> Required work: Pictures do not belong in the copy. Return all of the entries exactly.

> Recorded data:
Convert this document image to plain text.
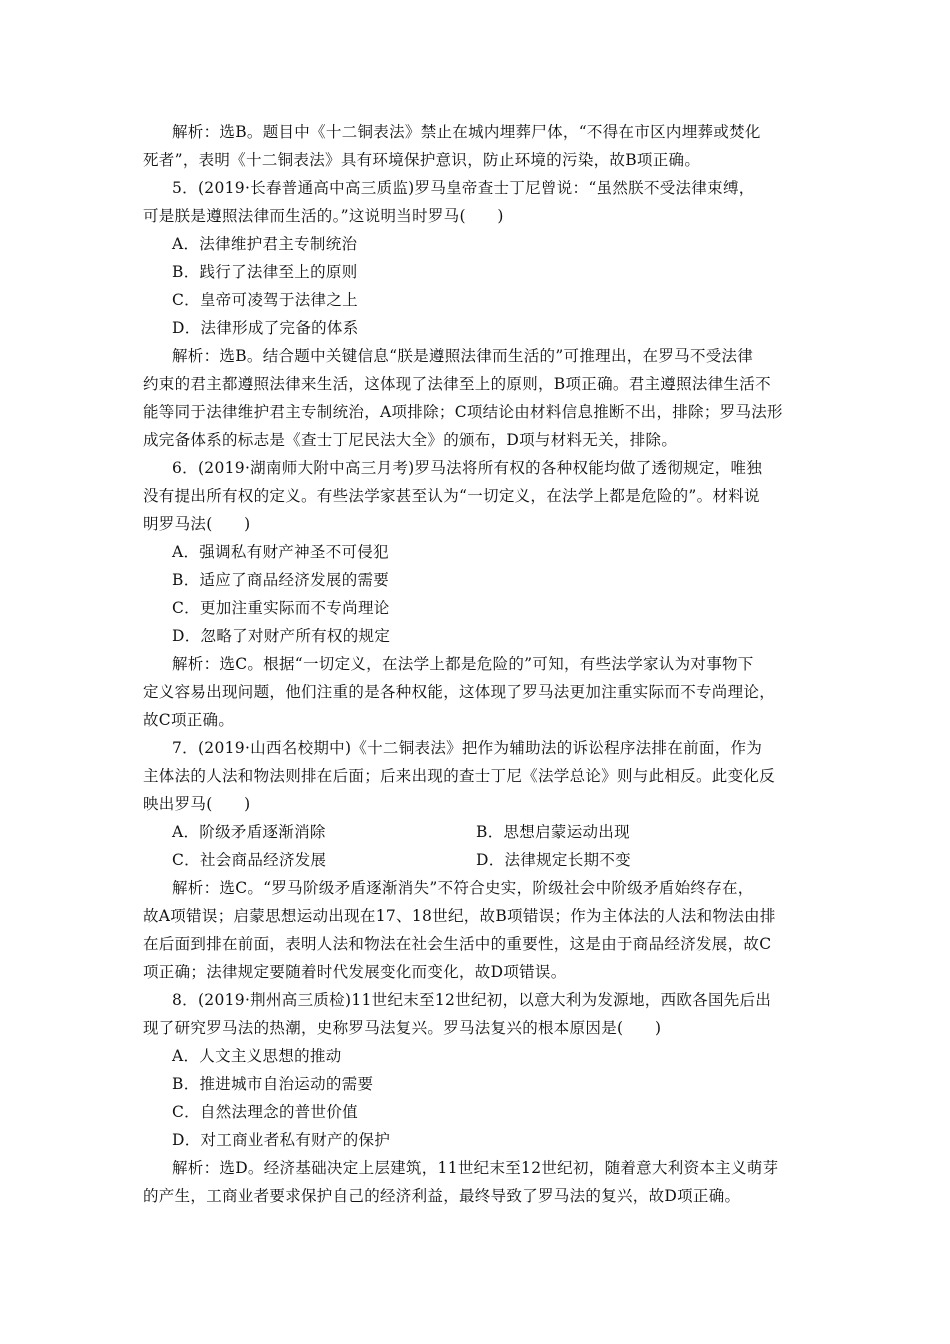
解析：选B。题目中《十二铜表法》禁止在城内埋葬尸体，“不得在市区内埋葬或焚化
死者”，表明《十二铜表法》具有环境保护意识，防止环境的污染，故B项正确。
5．(2019·长春普通高中高三质监)罗马皇帝查士丁尼曾说：“虽然朕不受法律束缚，
可是朕是遵照法律而生活的。”这说明当时罗马(　　)
A．法律维护君主专制统治
B．践行了法律至上的原则
C．皇帝可凌驾于法律之上
D．法律形成了完备的体系
解析：选B。结合题中关键信息“朕是遵照法律而生活的”可推理出，在罗马不受法律
约束的君主都遵照法律来生活，这体现了法律至上的原则，B项正确。君主遵照法律生活不
能等同于法律维护君主专制统治，A项排除；C项结论由材料信息推断不出，排除；罗马法形
成完备体系的标志是《查士丁尼民法大全》的颁布，D项与材料无关，排除。
6．(2019·湖南师大附中高三月考)罗马法将所有权的各种权能均做了透彻规定，唯独
没有提出所有权的定义。有些法学家甚至认为“一切定义，在法学上都是危险的”。材料说
明罗马法(　　)
A．强调私有财产神圣不可侵犯
B．适应了商品经济发展的需要
C．更加注重实际而不专尚理论
D．忽略了对财产所有权的规定
解析：选C。根据“一切定义，在法学上都是危险的”可知，有些法学家认为对事物下
定义容易出现问题，他们注重的是各种权能，这体现了罗马法更加注重实际而不专尚理论，
故C项正确。
7．(2019·山西名校期中)《十二铜表法》把作为辅助法的诉讼程序法排在前面，作为
主体法的人法和物法则排在后面；后来出现的查士丁尼《法学总论》则与此相反。此变化反
映出罗马(　　)
A．阶级矛盾逐渐消除	B．思想启蒙运动出现
C．社会商品经济发展	D．法律规定长期不变
解析：选C。“罗马阶级矛盾逐渐消失”不符合史实，阶级社会中阶级矛盾始终存在，
故A项错误；启蒙思想运动出现在17、18世纪，故B项错误；作为主体法的人法和物法由排
在后面到排在前面，表明人法和物法在社会生活中的重要性，这是由于商品经济发展，故C
项正确；法律规定要随着时代发展变化而变化，故D项错误。
8．(2019·荆州高三质检)11世纪末至12世纪初，以意大利为发源地，西欧各国先后出
现了研究罗马法的热潮，史称罗马法复兴。罗马法复兴的根本原因是(　　)
A．人文主义思想的推动
B．推进城市自治运动的需要
C．自然法理念的普世价值
D．对工商业者私有财产的保护
解析：选D。经济基础决定上层建筑，11世纪末至12世纪初，随着意大利资本主义萌芽
的产生，工商业者要求保护自己的经济利益，最终导致了罗马法的复兴，故D项正确。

> Written solution:
Convert this document image to plain text.
解析：选B。题目中《十二铜表法》禁止在城内埋葬尸体，“不得在市区内埋葬或焚化
死者”，表明《十二铜表法》具有环境保护意识，防止环境的污染，故B项正确。
5．(2019·长春普通高中高三质监)罗马皇帝查士丁尼曾说：“虽然朕不受法律束缚，
可是朕是遵照法律而生活的。”这说明当时罗马(　　)
A．法律维护君主专制统治
B．践行了法律至上的原则
C．皇帝可凌驾于法律之上
D．法律形成了完备的体系
解析：选B。结合题中关键信息“朕是遵照法律而生活的”可推理出，在罗马不受法律
约束的君主都遵照法律来生活，这体现了法律至上的原则，B项正确。君主遵照法律生活不
能等同于法律维护君主专制统治，A项排除；C项结论由材料信息推断不出，排除；罗马法形
成完备体系的标志是《查士丁尼民法大全》的颁布，D项与材料无关，排除。
6．(2019·湖南师大附中高三月考)罗马法将所有权的各种权能均做了透彻规定，唯独
没有提出所有权的定义。有些法学家甚至认为“一切定义，在法学上都是危险的”。材料说
明罗马法(　　)
A．强调私有财产神圣不可侵犯
B．适应了商品经济发展的需要
C．更加注重实际而不专尚理论
D．忽略了对财产所有权的规定
解析：选C。根据“一切定义，在法学上都是危险的”可知，有些法学家认为对事物下
定义容易出现问题，他们注重的是各种权能，这体现了罗马法更加注重实际而不专尚理论，
故C项正确。
7．(2019·山西名校期中)《十二铜表法》把作为辅助法的诉讼程序法排在前面，作为
主体法的人法和物法则排在后面；后来出现的查士丁尼《法学总论》则与此相反。此变化反
映出罗马(　　)
A．阶级矛盾逐渐消除	B．思想启蒙运动出现
C．社会商品经济发展	D．法律规定长期不变
解析：选C。“罗马阶级矛盾逐渐消失”不符合史实，阶级社会中阶级矛盾始终存在，
故A项错误；启蒙思想运动出现在17、18世纪，故B项错误；作为主体法的人法和物法由排
在后面到排在前面，表明人法和物法在社会生活中的重要性，这是由于商品经济发展，故C
项正确；法律规定要随着时代发展变化而变化，故D项错误。
8．(2019·荆州高三质检)11世纪末至12世纪初，以意大利为发源地，西欧各国先后出
现了研究罗马法的热潮，史称罗马法复兴。罗马法复兴的根本原因是(　　)
A．人文主义思想的推动
B．推进城市自治运动的需要
C．自然法理念的普世价值
D．对工商业者私有财产的保护
解析：选D。经济基础决定上层建筑，11世纪末至12世纪初，随着意大利资本主义萌芽
的产生，工商业者要求保护自己的经济利益，最终导致了罗马法的复兴，故D项正确。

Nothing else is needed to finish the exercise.